**The request:**
Please rewrite these lines, swapping "longitude-label" for "lon-label" everywhere and leaving everything else unchanged.

**Extracted records:**
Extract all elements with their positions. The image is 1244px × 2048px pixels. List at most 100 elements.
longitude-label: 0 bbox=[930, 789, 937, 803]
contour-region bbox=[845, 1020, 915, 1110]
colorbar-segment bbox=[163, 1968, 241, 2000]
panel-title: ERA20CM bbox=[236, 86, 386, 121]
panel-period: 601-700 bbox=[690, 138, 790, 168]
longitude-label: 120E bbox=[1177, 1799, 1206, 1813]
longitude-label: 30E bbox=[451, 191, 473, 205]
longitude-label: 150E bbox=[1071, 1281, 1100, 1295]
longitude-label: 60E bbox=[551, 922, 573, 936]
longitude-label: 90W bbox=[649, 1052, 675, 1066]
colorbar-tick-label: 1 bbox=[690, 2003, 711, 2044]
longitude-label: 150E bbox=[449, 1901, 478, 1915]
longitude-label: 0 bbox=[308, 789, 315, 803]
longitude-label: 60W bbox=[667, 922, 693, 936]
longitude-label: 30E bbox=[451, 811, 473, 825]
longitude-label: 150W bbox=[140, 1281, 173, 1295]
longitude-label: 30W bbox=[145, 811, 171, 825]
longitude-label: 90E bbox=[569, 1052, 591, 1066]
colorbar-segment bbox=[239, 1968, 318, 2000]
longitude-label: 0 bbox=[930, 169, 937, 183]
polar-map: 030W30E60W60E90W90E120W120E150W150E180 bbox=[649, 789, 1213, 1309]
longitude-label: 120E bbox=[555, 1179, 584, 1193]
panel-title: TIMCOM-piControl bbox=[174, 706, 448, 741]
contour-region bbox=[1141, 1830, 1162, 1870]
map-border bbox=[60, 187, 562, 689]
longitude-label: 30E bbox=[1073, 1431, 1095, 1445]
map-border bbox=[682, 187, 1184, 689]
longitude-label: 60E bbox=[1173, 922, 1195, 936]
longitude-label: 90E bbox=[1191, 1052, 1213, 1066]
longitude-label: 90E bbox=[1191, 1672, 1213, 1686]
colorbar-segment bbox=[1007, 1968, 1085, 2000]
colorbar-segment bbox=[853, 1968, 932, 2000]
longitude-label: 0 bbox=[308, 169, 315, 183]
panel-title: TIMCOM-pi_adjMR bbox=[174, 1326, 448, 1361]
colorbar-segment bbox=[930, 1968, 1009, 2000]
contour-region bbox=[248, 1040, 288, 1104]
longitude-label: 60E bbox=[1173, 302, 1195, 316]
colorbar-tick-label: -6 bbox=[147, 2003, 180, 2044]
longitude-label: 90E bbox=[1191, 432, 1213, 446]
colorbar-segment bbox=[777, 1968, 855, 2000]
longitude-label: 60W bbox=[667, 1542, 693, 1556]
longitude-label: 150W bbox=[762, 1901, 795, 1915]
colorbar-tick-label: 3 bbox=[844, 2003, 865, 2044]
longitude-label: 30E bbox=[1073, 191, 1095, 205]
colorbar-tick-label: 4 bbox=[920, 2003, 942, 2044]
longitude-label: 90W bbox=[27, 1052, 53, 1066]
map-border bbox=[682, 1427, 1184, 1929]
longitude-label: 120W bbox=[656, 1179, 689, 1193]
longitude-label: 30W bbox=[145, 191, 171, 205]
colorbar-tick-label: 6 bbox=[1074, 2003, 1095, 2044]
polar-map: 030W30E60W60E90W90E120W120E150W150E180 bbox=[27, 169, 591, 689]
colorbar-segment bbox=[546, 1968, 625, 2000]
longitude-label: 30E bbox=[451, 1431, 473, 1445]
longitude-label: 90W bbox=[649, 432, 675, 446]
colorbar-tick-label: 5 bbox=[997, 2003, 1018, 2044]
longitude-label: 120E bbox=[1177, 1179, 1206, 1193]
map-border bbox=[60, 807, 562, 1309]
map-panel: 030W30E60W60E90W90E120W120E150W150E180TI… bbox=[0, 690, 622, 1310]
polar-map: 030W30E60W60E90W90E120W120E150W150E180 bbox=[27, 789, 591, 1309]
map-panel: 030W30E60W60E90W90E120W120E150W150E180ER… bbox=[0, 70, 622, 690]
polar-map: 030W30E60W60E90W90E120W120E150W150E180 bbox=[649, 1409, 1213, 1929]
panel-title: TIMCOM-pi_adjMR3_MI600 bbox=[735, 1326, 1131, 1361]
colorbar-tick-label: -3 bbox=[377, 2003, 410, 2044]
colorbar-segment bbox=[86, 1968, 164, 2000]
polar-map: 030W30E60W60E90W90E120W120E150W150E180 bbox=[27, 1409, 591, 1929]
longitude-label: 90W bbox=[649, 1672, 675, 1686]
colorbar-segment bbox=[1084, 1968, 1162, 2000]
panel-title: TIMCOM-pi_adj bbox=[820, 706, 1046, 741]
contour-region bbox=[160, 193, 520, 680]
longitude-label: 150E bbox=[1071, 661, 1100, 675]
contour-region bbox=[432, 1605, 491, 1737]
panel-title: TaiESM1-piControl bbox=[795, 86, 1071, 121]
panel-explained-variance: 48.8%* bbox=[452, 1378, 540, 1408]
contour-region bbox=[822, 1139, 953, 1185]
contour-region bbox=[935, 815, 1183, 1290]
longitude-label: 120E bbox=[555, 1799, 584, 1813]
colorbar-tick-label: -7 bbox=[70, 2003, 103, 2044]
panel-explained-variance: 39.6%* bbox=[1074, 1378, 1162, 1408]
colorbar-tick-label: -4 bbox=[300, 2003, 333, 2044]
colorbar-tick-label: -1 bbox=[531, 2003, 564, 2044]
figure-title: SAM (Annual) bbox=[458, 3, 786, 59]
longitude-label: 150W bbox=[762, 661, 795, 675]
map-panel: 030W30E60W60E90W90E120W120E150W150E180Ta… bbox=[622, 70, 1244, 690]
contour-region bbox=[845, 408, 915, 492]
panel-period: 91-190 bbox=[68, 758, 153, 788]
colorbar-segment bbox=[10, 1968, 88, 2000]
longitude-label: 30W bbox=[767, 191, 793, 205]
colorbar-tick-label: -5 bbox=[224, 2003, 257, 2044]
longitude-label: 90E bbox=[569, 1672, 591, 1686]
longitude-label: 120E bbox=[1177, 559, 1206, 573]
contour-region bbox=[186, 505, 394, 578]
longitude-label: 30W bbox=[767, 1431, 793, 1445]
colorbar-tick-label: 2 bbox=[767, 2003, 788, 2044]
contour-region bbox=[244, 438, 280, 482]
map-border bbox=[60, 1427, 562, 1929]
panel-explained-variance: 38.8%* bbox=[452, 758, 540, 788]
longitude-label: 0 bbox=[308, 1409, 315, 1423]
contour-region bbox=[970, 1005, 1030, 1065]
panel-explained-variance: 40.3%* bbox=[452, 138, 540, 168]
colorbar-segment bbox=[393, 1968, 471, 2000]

**Answer to the problem:**
Extract all elements with their positions. The image is 1244px × 2048px pixels. List at most 100 elements.
lon-label: 0 bbox=[930, 789, 937, 803]
contour-region bbox=[845, 1020, 915, 1110]
colorbar-segment bbox=[163, 1968, 241, 2000]
panel-title: ERA20CM bbox=[236, 86, 386, 121]
panel-period: 601-700 bbox=[690, 138, 790, 168]
lon-label: 120E bbox=[1177, 1799, 1206, 1813]
lon-label: 30E bbox=[451, 191, 473, 205]
lon-label: 150E bbox=[1071, 1281, 1100, 1295]
lon-label: 60E bbox=[551, 922, 573, 936]
lon-label: 90W bbox=[649, 1052, 675, 1066]
colorbar-tick-label: 1 bbox=[690, 2003, 711, 2044]
lon-label: 150E bbox=[449, 1901, 478, 1915]
lon-label: 0 bbox=[308, 789, 315, 803]
lon-label: 60W bbox=[667, 922, 693, 936]
lon-label: 30E bbox=[451, 811, 473, 825]
lon-label: 150W bbox=[140, 1281, 173, 1295]
lon-label: 30W bbox=[145, 811, 171, 825]
lon-label: 90E bbox=[569, 1052, 591, 1066]
colorbar-segment bbox=[239, 1968, 318, 2000]
lon-label: 0 bbox=[930, 169, 937, 183]
polar-map: 030W30E60W60E90W90E120W120E150W150E180 bbox=[649, 789, 1213, 1309]
lon-label: 120E bbox=[555, 1179, 584, 1193]
panel-title: TIMCOM-piControl bbox=[174, 706, 448, 741]
contour-region bbox=[1141, 1830, 1162, 1870]
map-border bbox=[60, 187, 562, 689]
lon-label: 30E bbox=[1073, 1431, 1095, 1445]
map-border bbox=[682, 187, 1184, 689]
lon-label: 60E bbox=[1173, 922, 1195, 936]
lon-label: 90E bbox=[1191, 1052, 1213, 1066]
lon-label: 90E bbox=[1191, 1672, 1213, 1686]
colorbar-segment bbox=[1007, 1968, 1085, 2000]
colorbar-segment bbox=[853, 1968, 932, 2000]
lon-label: 0 bbox=[308, 169, 315, 183]
panel-title: TIMCOM-pi_adjMR bbox=[174, 1326, 448, 1361]
colorbar-segment bbox=[930, 1968, 1009, 2000]
contour-region bbox=[248, 1040, 288, 1104]
lon-label: 60E bbox=[1173, 302, 1195, 316]
colorbar-tick-label: -6 bbox=[147, 2003, 180, 2044]
lon-label: 90E bbox=[1191, 432, 1213, 446]
colorbar-segment bbox=[777, 1968, 855, 2000]
lon-label: 60W bbox=[667, 1542, 693, 1556]
lon-label: 150W bbox=[762, 1901, 795, 1915]
colorbar-tick-label: 3 bbox=[844, 2003, 865, 2044]
lon-label: 30E bbox=[1073, 191, 1095, 205]
colorbar-tick-label: 4 bbox=[920, 2003, 942, 2044]
lon-label: 90W bbox=[27, 1052, 53, 1066]
map-border bbox=[682, 1427, 1184, 1929]
lon-label: 120W bbox=[656, 1179, 689, 1193]
lon-label: 30W bbox=[145, 191, 171, 205]
colorbar-tick-label: 6 bbox=[1074, 2003, 1095, 2044]
polar-map: 030W30E60W60E90W90E120W120E150W150E180 bbox=[27, 169, 591, 689]
colorbar-segment bbox=[546, 1968, 625, 2000]
lon-label: 30E bbox=[451, 1431, 473, 1445]
lon-label: 90W bbox=[649, 432, 675, 446]
colorbar-tick-label: 5 bbox=[997, 2003, 1018, 2044]
lon-label: 120E bbox=[1177, 1179, 1206, 1193]
map-border bbox=[60, 807, 562, 1309]
map-panel: 030W30E60W60E90W90E120W120E150W150E180TI… bbox=[0, 690, 622, 1310]
polar-map: 030W30E60W60E90W90E120W120E150W150E180 bbox=[27, 789, 591, 1309]
map-panel: 030W30E60W60E90W90E120W120E150W150E180ER… bbox=[0, 70, 622, 690]
polar-map: 030W30E60W60E90W90E120W120E150W150E180 bbox=[649, 1409, 1213, 1929]
panel-title: TIMCOM-pi_adjMR3_MI600 bbox=[735, 1326, 1131, 1361]
colorbar-tick-label: -3 bbox=[377, 2003, 410, 2044]
colorbar-segment bbox=[86, 1968, 164, 2000]
polar-map: 030W30E60W60E90W90E120W120E150W150E180 bbox=[27, 1409, 591, 1929]
lon-label: 90W bbox=[649, 1672, 675, 1686]
colorbar-segment bbox=[1084, 1968, 1162, 2000]
panel-title: TIMCOM-pi_adj bbox=[820, 706, 1046, 741]
contour-region bbox=[160, 193, 520, 680]
lon-label: 150E bbox=[1071, 661, 1100, 675]
contour-region bbox=[432, 1605, 491, 1737]
panel-title: TaiESM1-piControl bbox=[795, 86, 1071, 121]
panel-explained-variance: 48.8%* bbox=[452, 1378, 540, 1408]
contour-region bbox=[822, 1139, 953, 1185]
contour-region bbox=[935, 815, 1183, 1290]
lon-label: 120E bbox=[555, 1799, 584, 1813]
colorbar-tick-label: -7 bbox=[70, 2003, 103, 2044]
panel-explained-variance: 39.6%* bbox=[1074, 1378, 1162, 1408]
colorbar-tick-label: -4 bbox=[300, 2003, 333, 2044]
colorbar-tick-label: -1 bbox=[531, 2003, 564, 2044]
figure-title: SAM (Annual) bbox=[458, 3, 786, 59]
lon-label: 150W bbox=[762, 661, 795, 675]
map-panel: 030W30E60W60E90W90E120W120E150W150E180Ta… bbox=[622, 70, 1244, 690]
contour-region bbox=[845, 408, 915, 492]
panel-period: 91-190 bbox=[68, 758, 153, 788]
colorbar-segment bbox=[10, 1968, 88, 2000]
lon-label: 30W bbox=[767, 191, 793, 205]
colorbar-tick-label: -5 bbox=[224, 2003, 257, 2044]
lon-label: 90E bbox=[569, 1672, 591, 1686]
lon-label: 120E bbox=[1177, 559, 1206, 573]
contour-region bbox=[186, 505, 394, 578]
lon-label: 30W bbox=[767, 1431, 793, 1445]
colorbar-tick-label: 2 bbox=[767, 2003, 788, 2044]
contour-region bbox=[244, 438, 280, 482]
map-border bbox=[60, 1427, 562, 1929]
panel-explained-variance: 38.8%* bbox=[452, 758, 540, 788]
lon-label: 0 bbox=[308, 1409, 315, 1423]
contour-region bbox=[970, 1005, 1030, 1065]
panel-explained-variance: 40.3%* bbox=[452, 138, 540, 168]
colorbar-segment bbox=[393, 1968, 471, 2000]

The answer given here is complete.